===== Data =====
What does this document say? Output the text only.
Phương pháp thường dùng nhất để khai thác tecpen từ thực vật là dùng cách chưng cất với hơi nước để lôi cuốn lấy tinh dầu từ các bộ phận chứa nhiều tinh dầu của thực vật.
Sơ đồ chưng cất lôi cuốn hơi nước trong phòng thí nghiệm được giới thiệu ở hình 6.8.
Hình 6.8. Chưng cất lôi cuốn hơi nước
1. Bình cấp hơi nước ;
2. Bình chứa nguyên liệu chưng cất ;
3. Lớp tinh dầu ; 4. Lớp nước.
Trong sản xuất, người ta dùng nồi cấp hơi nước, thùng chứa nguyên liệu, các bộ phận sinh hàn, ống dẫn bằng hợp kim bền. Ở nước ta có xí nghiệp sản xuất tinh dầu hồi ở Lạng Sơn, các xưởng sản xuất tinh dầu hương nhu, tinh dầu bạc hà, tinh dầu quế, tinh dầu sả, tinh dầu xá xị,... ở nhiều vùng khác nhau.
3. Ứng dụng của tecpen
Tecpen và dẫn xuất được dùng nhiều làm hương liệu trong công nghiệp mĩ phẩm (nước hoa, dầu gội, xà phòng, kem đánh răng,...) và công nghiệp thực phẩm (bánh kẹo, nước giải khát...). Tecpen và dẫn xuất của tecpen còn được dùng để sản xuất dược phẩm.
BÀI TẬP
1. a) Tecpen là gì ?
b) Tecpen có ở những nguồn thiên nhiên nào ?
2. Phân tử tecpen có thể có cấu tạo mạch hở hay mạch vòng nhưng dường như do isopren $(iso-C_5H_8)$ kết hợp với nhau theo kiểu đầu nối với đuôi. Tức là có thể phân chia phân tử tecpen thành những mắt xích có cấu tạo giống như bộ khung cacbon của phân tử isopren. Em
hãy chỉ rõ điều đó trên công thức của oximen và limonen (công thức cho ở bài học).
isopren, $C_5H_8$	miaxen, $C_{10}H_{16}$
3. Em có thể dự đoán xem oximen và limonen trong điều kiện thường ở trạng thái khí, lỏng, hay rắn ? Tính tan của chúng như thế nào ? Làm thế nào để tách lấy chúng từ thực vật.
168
=====
===== Data =====
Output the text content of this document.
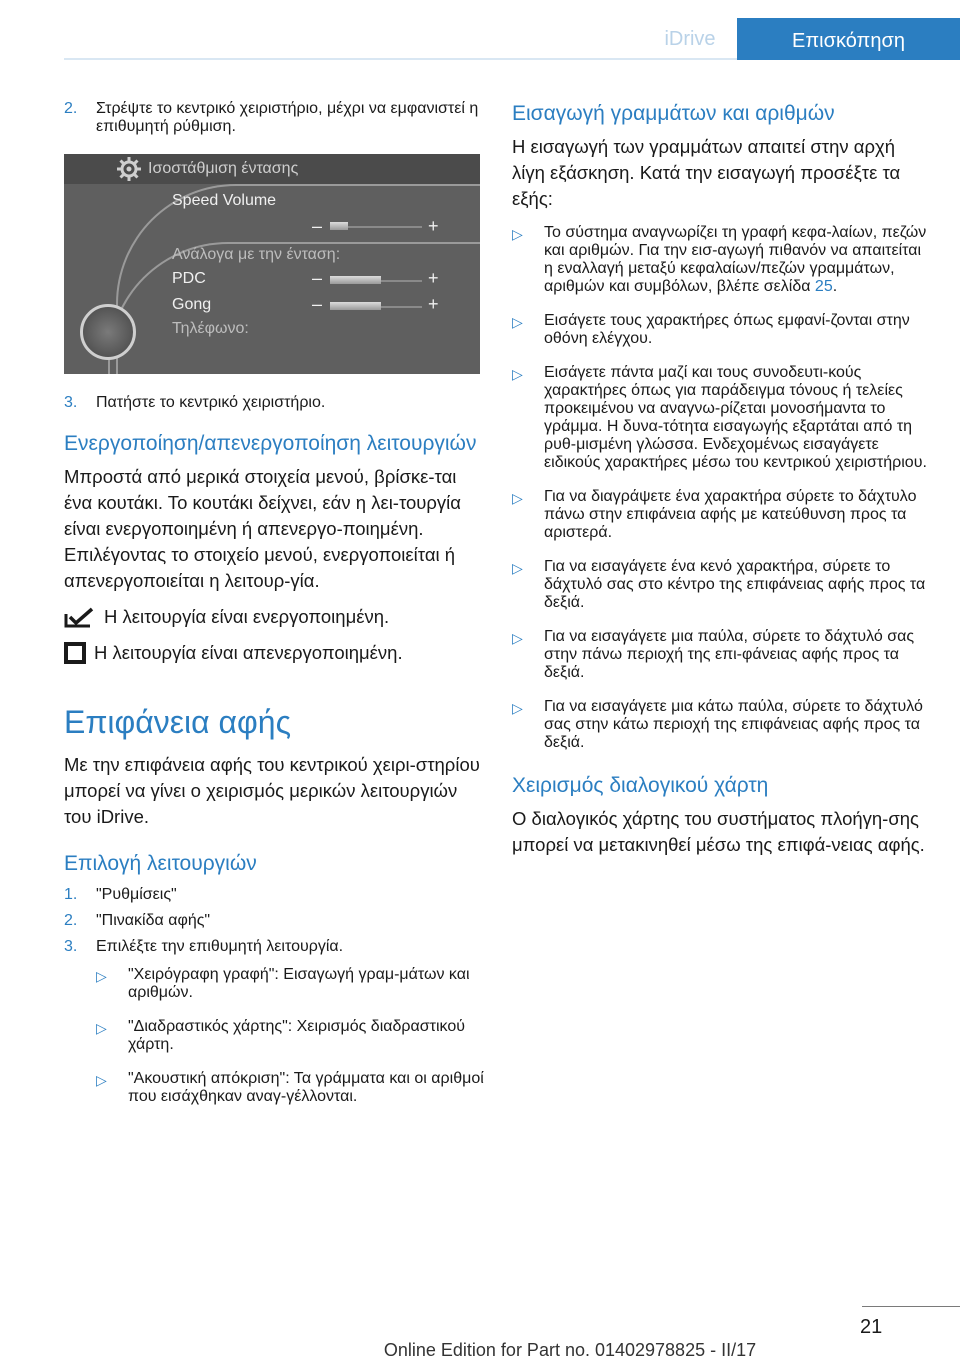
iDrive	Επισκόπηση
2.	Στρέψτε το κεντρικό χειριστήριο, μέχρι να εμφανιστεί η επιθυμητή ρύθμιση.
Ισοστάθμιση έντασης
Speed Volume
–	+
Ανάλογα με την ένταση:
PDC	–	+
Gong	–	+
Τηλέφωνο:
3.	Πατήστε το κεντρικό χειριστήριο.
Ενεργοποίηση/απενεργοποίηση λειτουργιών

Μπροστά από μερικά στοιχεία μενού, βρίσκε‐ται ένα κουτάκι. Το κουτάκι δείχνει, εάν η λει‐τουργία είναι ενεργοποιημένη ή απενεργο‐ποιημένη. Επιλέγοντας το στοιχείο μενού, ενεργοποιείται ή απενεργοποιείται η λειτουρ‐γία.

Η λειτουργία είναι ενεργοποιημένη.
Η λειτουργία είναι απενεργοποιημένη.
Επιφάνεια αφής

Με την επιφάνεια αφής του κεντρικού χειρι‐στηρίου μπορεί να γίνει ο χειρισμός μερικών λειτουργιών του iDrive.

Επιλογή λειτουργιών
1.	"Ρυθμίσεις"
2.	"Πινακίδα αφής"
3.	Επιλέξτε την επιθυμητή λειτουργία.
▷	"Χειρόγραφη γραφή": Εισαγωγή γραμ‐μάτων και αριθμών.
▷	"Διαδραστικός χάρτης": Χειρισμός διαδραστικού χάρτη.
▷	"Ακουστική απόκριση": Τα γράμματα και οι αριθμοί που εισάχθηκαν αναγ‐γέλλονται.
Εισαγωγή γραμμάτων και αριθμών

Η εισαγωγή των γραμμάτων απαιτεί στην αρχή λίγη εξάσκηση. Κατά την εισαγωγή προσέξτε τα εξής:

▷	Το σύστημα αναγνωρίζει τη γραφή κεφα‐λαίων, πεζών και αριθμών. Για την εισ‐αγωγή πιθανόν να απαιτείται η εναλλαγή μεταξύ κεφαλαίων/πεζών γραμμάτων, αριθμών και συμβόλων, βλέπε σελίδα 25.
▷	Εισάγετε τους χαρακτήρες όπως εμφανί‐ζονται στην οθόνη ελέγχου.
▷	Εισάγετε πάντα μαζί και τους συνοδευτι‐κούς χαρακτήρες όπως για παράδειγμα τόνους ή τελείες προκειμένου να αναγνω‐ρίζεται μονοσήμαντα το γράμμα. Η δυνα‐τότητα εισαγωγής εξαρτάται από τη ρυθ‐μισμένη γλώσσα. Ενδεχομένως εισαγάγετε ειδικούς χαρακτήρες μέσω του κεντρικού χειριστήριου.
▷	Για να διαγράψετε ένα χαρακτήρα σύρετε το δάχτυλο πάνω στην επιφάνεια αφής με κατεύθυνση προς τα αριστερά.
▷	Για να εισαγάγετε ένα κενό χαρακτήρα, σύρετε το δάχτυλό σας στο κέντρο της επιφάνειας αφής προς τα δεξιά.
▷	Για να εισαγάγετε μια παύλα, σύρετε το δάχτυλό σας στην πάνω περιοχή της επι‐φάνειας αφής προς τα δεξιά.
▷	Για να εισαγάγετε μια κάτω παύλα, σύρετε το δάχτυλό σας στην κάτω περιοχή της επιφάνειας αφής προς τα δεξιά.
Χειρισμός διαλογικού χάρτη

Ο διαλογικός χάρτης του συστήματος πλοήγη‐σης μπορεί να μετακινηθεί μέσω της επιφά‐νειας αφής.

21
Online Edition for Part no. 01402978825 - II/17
=====
===== Data =====
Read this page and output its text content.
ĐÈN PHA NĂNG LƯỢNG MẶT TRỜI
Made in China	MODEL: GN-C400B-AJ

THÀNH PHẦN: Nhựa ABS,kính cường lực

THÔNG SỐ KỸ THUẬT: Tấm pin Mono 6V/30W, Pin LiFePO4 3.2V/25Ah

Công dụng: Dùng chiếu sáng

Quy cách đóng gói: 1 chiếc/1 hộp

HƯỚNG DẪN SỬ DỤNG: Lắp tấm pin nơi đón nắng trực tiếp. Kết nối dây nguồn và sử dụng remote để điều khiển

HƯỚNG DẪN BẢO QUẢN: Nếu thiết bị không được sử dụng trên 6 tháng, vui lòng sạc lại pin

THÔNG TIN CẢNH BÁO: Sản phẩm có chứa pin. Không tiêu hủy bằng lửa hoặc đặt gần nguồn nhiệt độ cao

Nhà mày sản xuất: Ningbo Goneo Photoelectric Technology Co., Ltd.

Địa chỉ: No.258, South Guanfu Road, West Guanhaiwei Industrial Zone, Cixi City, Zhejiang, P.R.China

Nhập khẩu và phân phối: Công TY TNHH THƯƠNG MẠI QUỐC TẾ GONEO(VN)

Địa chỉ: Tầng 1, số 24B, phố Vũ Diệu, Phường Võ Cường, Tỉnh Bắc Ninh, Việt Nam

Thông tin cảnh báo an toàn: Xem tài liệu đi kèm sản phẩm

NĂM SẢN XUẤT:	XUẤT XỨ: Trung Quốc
=====
Goal: Find each line in the records holding the string "nước" and show it.

Problem solution:
Phương pháp thường dùng nhất để khai thác tecpen từ thực vật là dùng cách chưng cất với hơi nước để lôi cuốn lấy tinh dầu từ các bộ phận chứa nhiều tinh dầu của thực vật.
Sơ đồ chưng cất lôi cuốn hơi nước trong phòng thí nghiệm được giới thiệu ở hình 6.8.
Hình 6.8. Chưng cất lôi cuốn hơi nước
1. Bình cấp hơi nước ;
3. Lớp tinh dầu ; 4. Lớp nước.
Trong sản xuất, người ta dùng nồi cấp hơi nước, thùng chứa nguyên liệu, các bộ phận sinh hàn, ống dẫn bằng hợp kim bền. Ở nước ta có xí nghiệp sản xuất tinh dầu hồi ở Lạng Sơn, các xưởng sản xuất tinh dầu hương nhu, tinh dầu bạc hà, tinh dầu quế, tinh dầu sả, tinh dầu xá xị,... ở nhiều vùng khác nhau.
Tecpen và dẫn xuất được dùng nhiều làm hương liệu trong công nghiệp mĩ phẩm (nước hoa, dầu gội, xà phòng, kem đánh răng,...) và công nghiệp thực phẩm (bánh kẹo, nước giải khát...). Tecpen và dẫn xuất của tecpen còn được dùng để sản xuất dược phẩm.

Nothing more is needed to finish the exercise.